Stated problem:
Report how many lines contain the word "inner", with no other text.

Exercise data:
-- BEGIN --
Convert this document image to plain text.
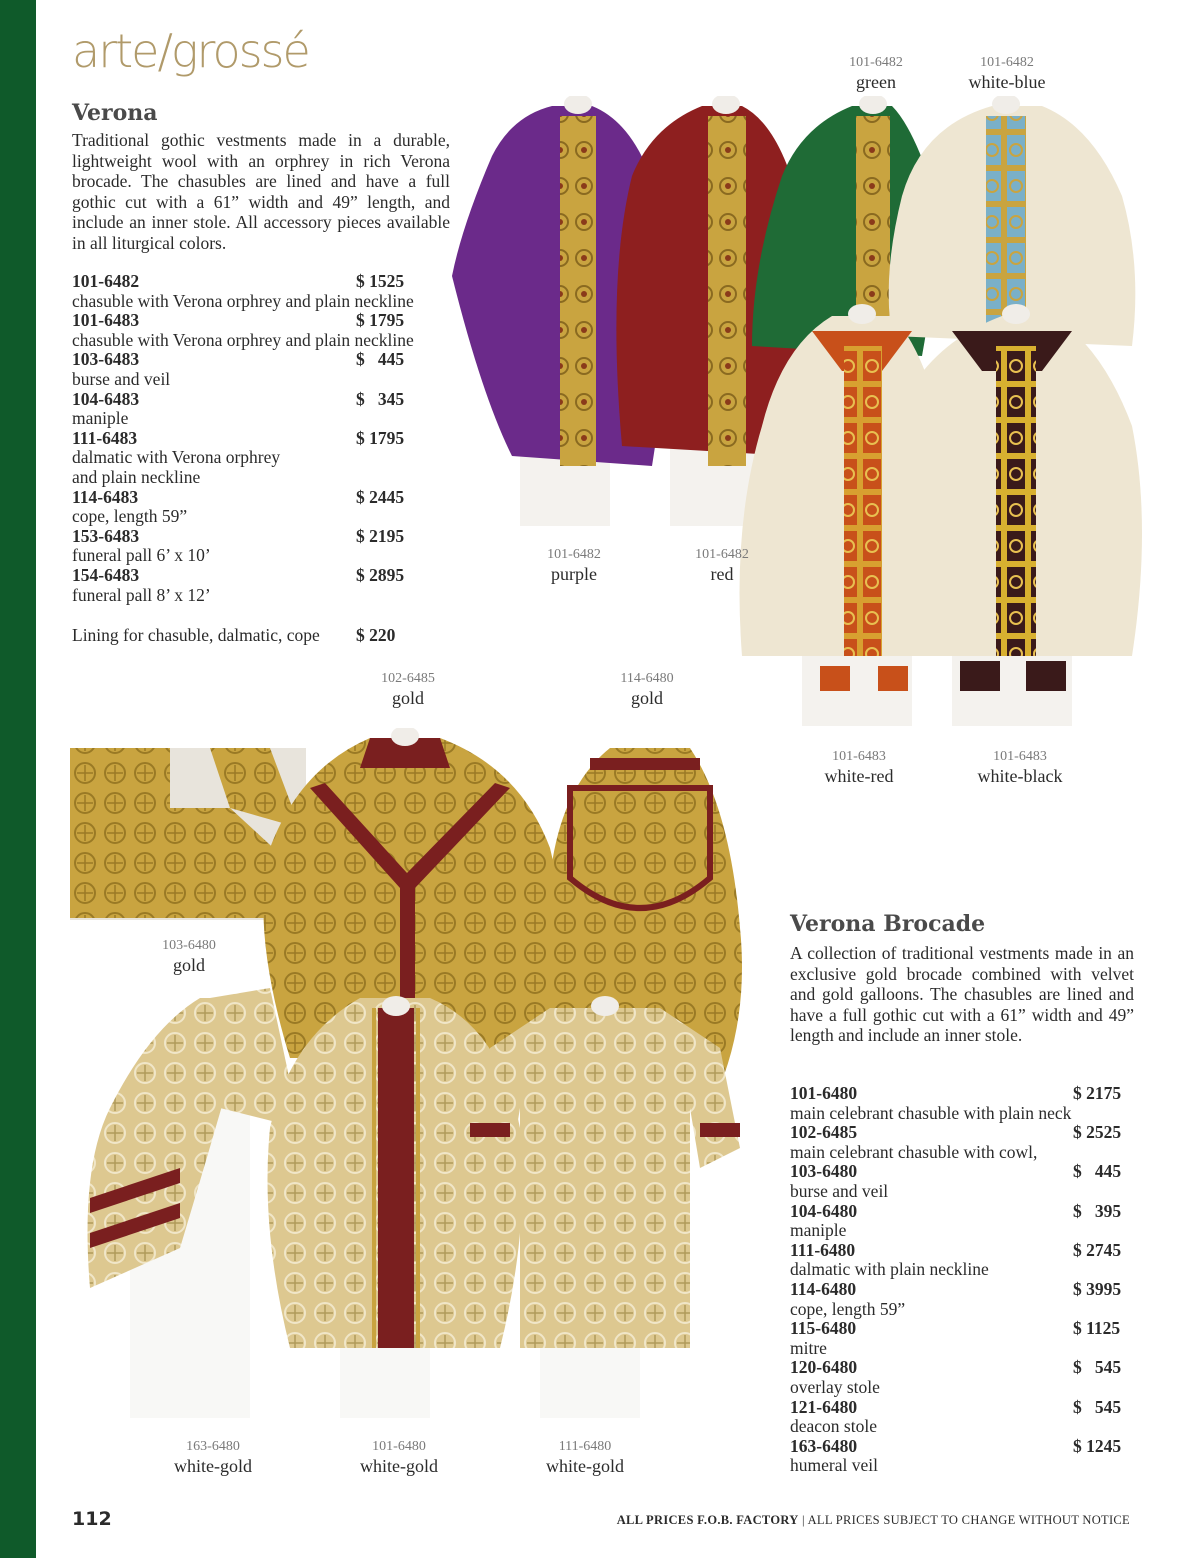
arte/grossé
Verona
Traditional gothic vestments made in a durable, lightweight wool with an orphrey in rich Verona brocade. The chasubles are lined and have a full gothic cut with a 61” width and 49” length, and include an inner stole. All accessory pieces available in all liturgical colors.
101-6482	$ 1525
chasuble with Verona orphrey and plain neckline
101-6483	$ 1795
chasuble with Verona orphrey and plain neckline
103-6483	$   445
burse and veil
104-6483	$   345
maniple
111-6483	$ 1795
dalmatic with Verona orphrey
and plain neckline
114-6483	$ 2445
cope, length 59”
153-6483	$ 2195
funeral pall 6’ x 10’
154-6483	$ 2895
funeral pall 8’ x 12’
Lining for chasuble, dalmatic, cope $ 220
101-6482
green
101-6482
white-blue
101-6482
purple
101-6482
red
101-6483
white-red
101-6483
white-black
102-6485
gold
114-6480
gold
103-6480
gold
163-6480
white-gold
101-6480
white-gold
111-6480
white-gold
Verona Brocade
A collection of traditional vestments made in an exclusive gold brocade combined with velvet and gold galloons. The chasubles are lined and have a full gothic cut with a 61” width and 49” length and include an inner stole.
101-6480	$ 2175
main celebrant chasuble with plain neck
102-6485	$ 2525
main celebrant chasuble with cowl,
103-6480	$   445
burse and veil
104-6480	$   395
maniple
111-6480	$ 2745
dalmatic with plain neckline
114-6480	$ 3995
cope, length 59”
115-6480	$ 1125
mitre
120-6480	$   545
overlay stole
121-6480	$   545
deacon stole
163-6480	$ 1245
humeral veil
112	ALL PRICES F.O.B. FACTORY | ALL PRICES SUBJECT TO CHANGE WITHOUT NOTICE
-- END --
Solved problem:
2